━━ MATERIALS PROVIDED

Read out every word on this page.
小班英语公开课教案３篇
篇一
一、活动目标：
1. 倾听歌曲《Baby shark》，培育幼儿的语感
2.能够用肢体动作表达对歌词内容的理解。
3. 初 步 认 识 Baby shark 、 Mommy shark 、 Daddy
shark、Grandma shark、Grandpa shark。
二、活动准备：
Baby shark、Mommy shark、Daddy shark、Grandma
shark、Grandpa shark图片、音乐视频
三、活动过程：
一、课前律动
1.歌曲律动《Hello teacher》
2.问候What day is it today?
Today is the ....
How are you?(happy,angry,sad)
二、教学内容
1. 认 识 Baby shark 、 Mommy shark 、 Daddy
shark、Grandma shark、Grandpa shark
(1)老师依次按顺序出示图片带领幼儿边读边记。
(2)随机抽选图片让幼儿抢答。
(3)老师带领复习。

━━━━

## SET EXERCISE
Collect, from the material above, every line containing the word "Mommy".

## SOLUTION TO THIS PROBLEM
3. 初 步 认 识 Baby shark 、 Mommy shark 、 Daddy
Baby shark、Mommy shark、Daddy shark、Grandma
1. 认 识 Baby shark 、 Mommy shark 、 Daddy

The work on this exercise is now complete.